▶ **Direction**
Each line of the material below should be reproduced exactly.

— start Records to use —

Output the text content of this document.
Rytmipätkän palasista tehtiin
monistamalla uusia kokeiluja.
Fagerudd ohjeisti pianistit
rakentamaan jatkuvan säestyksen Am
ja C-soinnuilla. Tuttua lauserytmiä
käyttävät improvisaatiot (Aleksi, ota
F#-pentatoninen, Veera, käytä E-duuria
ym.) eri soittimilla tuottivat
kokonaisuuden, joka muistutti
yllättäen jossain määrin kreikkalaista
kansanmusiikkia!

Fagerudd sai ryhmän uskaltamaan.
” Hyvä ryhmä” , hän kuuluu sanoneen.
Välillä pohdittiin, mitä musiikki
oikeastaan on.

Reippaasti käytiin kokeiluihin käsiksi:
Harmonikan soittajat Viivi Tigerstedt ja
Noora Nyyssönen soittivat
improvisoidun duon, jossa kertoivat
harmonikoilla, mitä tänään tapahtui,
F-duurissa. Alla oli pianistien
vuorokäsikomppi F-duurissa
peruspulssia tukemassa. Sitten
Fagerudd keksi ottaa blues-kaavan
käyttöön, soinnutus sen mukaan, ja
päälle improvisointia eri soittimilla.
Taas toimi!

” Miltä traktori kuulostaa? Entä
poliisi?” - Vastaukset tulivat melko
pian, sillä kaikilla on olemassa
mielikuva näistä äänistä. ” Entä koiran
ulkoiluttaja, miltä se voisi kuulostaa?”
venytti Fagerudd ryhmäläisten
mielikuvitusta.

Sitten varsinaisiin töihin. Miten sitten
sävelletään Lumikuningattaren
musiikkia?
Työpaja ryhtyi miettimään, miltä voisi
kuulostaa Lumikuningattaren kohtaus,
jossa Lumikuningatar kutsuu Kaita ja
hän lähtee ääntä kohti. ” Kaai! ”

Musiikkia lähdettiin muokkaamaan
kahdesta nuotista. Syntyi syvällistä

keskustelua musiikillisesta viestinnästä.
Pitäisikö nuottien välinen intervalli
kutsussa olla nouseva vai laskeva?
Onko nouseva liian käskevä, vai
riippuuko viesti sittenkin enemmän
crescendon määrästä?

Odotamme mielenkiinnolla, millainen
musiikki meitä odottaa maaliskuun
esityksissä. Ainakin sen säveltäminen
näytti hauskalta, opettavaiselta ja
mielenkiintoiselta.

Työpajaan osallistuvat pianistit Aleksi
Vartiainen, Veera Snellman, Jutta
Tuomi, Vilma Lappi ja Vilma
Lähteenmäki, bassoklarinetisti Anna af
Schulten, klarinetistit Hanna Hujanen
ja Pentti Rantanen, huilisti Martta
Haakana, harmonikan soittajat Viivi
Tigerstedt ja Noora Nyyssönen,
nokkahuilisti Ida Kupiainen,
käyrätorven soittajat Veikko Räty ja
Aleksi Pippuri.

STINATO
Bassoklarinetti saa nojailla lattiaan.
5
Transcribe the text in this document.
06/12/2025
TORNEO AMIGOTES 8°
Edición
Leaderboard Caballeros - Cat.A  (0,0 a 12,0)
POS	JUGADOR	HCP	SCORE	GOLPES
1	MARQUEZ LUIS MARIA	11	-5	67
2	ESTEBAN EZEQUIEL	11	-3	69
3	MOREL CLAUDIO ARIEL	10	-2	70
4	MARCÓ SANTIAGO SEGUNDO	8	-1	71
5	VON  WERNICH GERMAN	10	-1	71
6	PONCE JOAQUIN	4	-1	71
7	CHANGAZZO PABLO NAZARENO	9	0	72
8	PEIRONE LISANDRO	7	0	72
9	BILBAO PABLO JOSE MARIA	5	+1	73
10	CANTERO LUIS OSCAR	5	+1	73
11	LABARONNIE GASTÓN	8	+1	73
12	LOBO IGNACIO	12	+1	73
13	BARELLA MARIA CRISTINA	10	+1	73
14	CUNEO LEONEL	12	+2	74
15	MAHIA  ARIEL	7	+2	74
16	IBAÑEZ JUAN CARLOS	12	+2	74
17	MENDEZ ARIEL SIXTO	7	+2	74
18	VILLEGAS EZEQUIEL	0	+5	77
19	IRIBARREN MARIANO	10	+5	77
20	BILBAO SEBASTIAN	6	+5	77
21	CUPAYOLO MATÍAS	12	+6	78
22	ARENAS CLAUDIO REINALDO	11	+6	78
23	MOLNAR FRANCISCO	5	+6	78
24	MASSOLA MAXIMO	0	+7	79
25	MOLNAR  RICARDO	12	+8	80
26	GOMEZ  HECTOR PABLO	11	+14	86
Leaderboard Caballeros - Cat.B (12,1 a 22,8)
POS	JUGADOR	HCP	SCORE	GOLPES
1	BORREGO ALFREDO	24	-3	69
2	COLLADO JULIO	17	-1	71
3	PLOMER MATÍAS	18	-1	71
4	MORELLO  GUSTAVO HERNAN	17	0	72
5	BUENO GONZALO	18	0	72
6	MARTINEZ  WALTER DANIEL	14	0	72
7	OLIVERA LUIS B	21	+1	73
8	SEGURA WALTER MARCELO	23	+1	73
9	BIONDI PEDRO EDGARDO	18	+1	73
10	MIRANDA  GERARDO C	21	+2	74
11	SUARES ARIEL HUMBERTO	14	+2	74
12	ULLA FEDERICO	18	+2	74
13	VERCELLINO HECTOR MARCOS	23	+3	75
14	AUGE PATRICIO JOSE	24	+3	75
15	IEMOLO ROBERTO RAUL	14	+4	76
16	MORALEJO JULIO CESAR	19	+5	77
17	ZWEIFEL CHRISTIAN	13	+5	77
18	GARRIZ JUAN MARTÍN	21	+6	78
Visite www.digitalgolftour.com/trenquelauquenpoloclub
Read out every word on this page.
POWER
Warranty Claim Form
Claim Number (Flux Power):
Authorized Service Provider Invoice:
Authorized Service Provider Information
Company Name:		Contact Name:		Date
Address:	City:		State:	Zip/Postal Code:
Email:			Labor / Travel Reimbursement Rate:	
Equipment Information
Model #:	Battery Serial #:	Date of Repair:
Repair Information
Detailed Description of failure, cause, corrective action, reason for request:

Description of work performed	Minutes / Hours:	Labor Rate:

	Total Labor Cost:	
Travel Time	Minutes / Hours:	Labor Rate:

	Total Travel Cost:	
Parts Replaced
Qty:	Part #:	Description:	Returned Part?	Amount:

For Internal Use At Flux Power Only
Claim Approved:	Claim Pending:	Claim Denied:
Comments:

— end Records to use —

▶ **Result of the exercise**
Output the text content of this document.
Rytmipätkän palasista tehtiin
monistamalla uusia kokeiluja.
Fagerudd ohjeisti pianistit
rakentamaan jatkuvan säestyksen Am
ja C-soinnuilla. Tuttua lauserytmiä
käyttävät improvisaatiot (Aleksi, ota
F#-pentatoninen, Veera, käytä E-duuria
ym.) eri soittimilla tuottivat
kokonaisuuden, joka muistutti
yllättäen jossain määrin kreikkalaista
kansanmusiikkia!

Fagerudd sai ryhmän uskaltamaan.
” Hyvä ryhmä” , hän kuuluu sanoneen.
Välillä pohdittiin, mitä musiikki
oikeastaan on.

Reippaasti käytiin kokeiluihin käsiksi:
Harmonikan soittajat Viivi Tigerstedt ja
Noora Nyyssönen soittivat
improvisoidun duon, jossa kertoivat
harmonikoilla, mitä tänään tapahtui,
F-duurissa. Alla oli pianistien
vuorokäsikomppi F-duurissa
peruspulssia tukemassa. Sitten
Fagerudd keksi ottaa blues-kaavan
käyttöön, soinnutus sen mukaan, ja
päälle improvisointia eri soittimilla.
Taas toimi!

” Miltä traktori kuulostaa? Entä
poliisi?” - Vastaukset tulivat melko
pian, sillä kaikilla on olemassa
mielikuva näistä äänistä. ” Entä koiran
ulkoiluttaja, miltä se voisi kuulostaa?”
venytti Fagerudd ryhmäläisten
mielikuvitusta.

Sitten varsinaisiin töihin. Miten sitten
sävelletään Lumikuningattaren
musiikkia?
Työpaja ryhtyi miettimään, miltä voisi
kuulostaa Lumikuningattaren kohtaus,
jossa Lumikuningatar kutsuu Kaita ja
hän lähtee ääntä kohti. ” Kaai! ”

Musiikkia lähdettiin muokkaamaan
kahdesta nuotista. Syntyi syvällistä

keskustelua musiikillisesta viestinnästä.
Pitäisikö nuottien välinen intervalli
kutsussa olla nouseva vai laskeva?
Onko nouseva liian käskevä, vai
riippuuko viesti sittenkin enemmän
crescendon määrästä?

Odotamme mielenkiinnolla, millainen
musiikki meitä odottaa maaliskuun
esityksissä. Ainakin sen säveltäminen
näytti hauskalta, opettavaiselta ja
mielenkiintoiselta.

Työpajaan osallistuvat pianistit Aleksi
Vartiainen, Veera Snellman, Jutta
Tuomi, Vilma Lappi ja Vilma
Lähteenmäki, bassoklarinetisti Anna af
Schulten, klarinetistit Hanna Hujanen
ja Pentti Rantanen, huilisti Martta
Haakana, harmonikan soittajat Viivi
Tigerstedt ja Noora Nyyssönen,
nokkahuilisti Ida Kupiainen,
käyrätorven soittajat Veikko Räty ja
Aleksi Pippuri.

STINATO
Bassoklarinetti saa nojailla lattiaan.
5
Transcribe the text in this document.
06/12/2025
TORNEO AMIGOTES 8°
Edición
Leaderboard Caballeros - Cat.A  (0,0 a 12,0)
POS	JUGADOR	HCP	SCORE	GOLPES
1	MARQUEZ LUIS MARIA	11	-5	67
2	ESTEBAN EZEQUIEL	11	-3	69
3	MOREL CLAUDIO ARIEL	10	-2	70
4	MARCÓ SANTIAGO SEGUNDO	8	-1	71
5	VON  WERNICH GERMAN	10	-1	71
6	PONCE JOAQUIN	4	-1	71
7	CHANGAZZO PABLO NAZARENO	9	0	72
8	PEIRONE LISANDRO	7	0	72
9	BILBAO PABLO JOSE MARIA	5	+1	73
10	CANTERO LUIS OSCAR	5	+1	73
11	LABARONNIE GASTÓN	8	+1	73
12	LOBO IGNACIO	12	+1	73
13	BARELLA MARIA CRISTINA	10	+1	73
14	CUNEO LEONEL	12	+2	74
15	MAHIA  ARIEL	7	+2	74
16	IBAÑEZ JUAN CARLOS	12	+2	74
17	MENDEZ ARIEL SIXTO	7	+2	74
18	VILLEGAS EZEQUIEL	0	+5	77
19	IRIBARREN MARIANO	10	+5	77
20	BILBAO SEBASTIAN	6	+5	77
21	CUPAYOLO MATÍAS	12	+6	78
22	ARENAS CLAUDIO REINALDO	11	+6	78
23	MOLNAR FRANCISCO	5	+6	78
24	MASSOLA MAXIMO	0	+7	79
25	MOLNAR  RICARDO	12	+8	80
26	GOMEZ  HECTOR PABLO	11	+14	86
Leaderboard Caballeros - Cat.B (12,1 a 22,8)
POS	JUGADOR	HCP	SCORE	GOLPES
1	BORREGO ALFREDO	24	-3	69
2	COLLADO JULIO	17	-1	71
3	PLOMER MATÍAS	18	-1	71
4	MORELLO  GUSTAVO HERNAN	17	0	72
5	BUENO GONZALO	18	0	72
6	MARTINEZ  WALTER DANIEL	14	0	72
7	OLIVERA LUIS B	21	+1	73
8	SEGURA WALTER MARCELO	23	+1	73
9	BIONDI PEDRO EDGARDO	18	+1	73
10	MIRANDA  GERARDO C	21	+2	74
11	SUARES ARIEL HUMBERTO	14	+2	74
12	ULLA FEDERICO	18	+2	74
13	VERCELLINO HECTOR MARCOS	23	+3	75
14	AUGE PATRICIO JOSE	24	+3	75
15	IEMOLO ROBERTO RAUL	14	+4	76
16	MORALEJO JULIO CESAR	19	+5	77
17	ZWEIFEL CHRISTIAN	13	+5	77
18	GARRIZ JUAN MARTÍN	21	+6	78
Visite www.digitalgolftour.com/trenquelauquenpoloclub
Read out every word on this page.
POWER
Warranty Claim Form
Claim Number (Flux Power):
Authorized Service Provider Invoice:
Authorized Service Provider Information
Company Name:		Contact Name:		Date
Address:	City:		State:	Zip/Postal Code:
Email:			Labor / Travel Reimbursement Rate:	
Equipment Information
Model #:	Battery Serial #:	Date of Repair:
Repair Information
Detailed Description of failure, cause, corrective action, reason for request:

Description of work performed	Minutes / Hours:	Labor Rate:

	Total Labor Cost:	
Travel Time	Minutes / Hours:	Labor Rate:

	Total Travel Cost:	
Parts Replaced
Qty:	Part #:	Description:	Returned Part?	Amount:

For Internal Use At Flux Power Only
Claim Approved:	Claim Pending:	Claim Denied:
Comments:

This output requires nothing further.